● **Aim**: Pull every "subtitle" line out of the data below.

─── Listed records ───

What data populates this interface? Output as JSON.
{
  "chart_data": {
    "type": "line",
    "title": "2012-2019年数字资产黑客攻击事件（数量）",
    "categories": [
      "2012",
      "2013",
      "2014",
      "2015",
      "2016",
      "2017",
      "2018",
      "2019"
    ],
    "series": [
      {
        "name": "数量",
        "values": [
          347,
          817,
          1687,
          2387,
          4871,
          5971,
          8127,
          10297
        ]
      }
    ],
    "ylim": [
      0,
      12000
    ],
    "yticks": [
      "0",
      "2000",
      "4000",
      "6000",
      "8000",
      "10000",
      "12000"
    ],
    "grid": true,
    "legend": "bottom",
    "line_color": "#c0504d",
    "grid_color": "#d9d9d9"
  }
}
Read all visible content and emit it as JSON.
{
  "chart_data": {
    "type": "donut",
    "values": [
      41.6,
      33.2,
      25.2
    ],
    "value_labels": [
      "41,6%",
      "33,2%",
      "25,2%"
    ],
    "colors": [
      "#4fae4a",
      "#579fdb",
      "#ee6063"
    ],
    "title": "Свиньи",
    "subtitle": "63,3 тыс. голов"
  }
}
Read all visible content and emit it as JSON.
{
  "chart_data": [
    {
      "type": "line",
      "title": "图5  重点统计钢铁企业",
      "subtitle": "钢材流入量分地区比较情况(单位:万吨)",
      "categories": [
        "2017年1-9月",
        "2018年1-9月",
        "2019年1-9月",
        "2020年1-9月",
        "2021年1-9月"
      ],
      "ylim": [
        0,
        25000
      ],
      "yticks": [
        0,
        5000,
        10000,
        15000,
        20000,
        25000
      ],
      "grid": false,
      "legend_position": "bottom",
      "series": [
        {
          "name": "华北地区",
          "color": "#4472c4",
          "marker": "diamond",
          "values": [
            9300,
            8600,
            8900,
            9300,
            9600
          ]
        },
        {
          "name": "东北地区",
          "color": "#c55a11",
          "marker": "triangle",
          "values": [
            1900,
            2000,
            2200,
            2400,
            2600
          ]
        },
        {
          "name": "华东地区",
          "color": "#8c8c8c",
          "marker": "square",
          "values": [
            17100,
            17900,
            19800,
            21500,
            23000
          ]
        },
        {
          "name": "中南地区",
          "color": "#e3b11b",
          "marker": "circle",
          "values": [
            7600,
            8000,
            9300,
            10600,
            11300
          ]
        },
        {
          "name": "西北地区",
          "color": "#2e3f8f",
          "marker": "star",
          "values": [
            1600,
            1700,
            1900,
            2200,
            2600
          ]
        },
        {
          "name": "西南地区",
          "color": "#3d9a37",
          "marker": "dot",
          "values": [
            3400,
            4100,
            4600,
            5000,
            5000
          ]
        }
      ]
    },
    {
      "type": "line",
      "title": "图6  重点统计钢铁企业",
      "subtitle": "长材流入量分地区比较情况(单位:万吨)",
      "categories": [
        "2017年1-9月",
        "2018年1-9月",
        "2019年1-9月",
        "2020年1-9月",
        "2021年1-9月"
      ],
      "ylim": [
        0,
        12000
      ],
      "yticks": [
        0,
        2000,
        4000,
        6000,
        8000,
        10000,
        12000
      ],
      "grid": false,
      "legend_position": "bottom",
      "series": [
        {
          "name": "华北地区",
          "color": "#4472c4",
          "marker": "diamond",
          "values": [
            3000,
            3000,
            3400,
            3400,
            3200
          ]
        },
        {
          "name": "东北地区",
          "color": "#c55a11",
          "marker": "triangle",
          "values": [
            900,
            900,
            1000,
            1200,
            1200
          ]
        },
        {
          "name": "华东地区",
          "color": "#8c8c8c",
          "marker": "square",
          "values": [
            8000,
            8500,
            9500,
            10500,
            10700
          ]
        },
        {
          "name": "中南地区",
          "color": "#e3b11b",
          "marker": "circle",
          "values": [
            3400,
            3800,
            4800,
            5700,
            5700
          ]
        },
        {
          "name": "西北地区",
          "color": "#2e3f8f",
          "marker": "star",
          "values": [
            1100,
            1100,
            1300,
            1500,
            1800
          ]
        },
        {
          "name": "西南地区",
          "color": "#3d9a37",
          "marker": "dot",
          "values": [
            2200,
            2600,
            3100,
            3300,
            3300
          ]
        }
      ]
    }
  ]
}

───

● **Task solution**:
    "subtitle": "63,3 тыс. голов"
      "subtitle": "钢材流入量分地区比较情况(单位:万吨)",
      "subtitle": "长材流入量分地区比较情况(单位:万吨)",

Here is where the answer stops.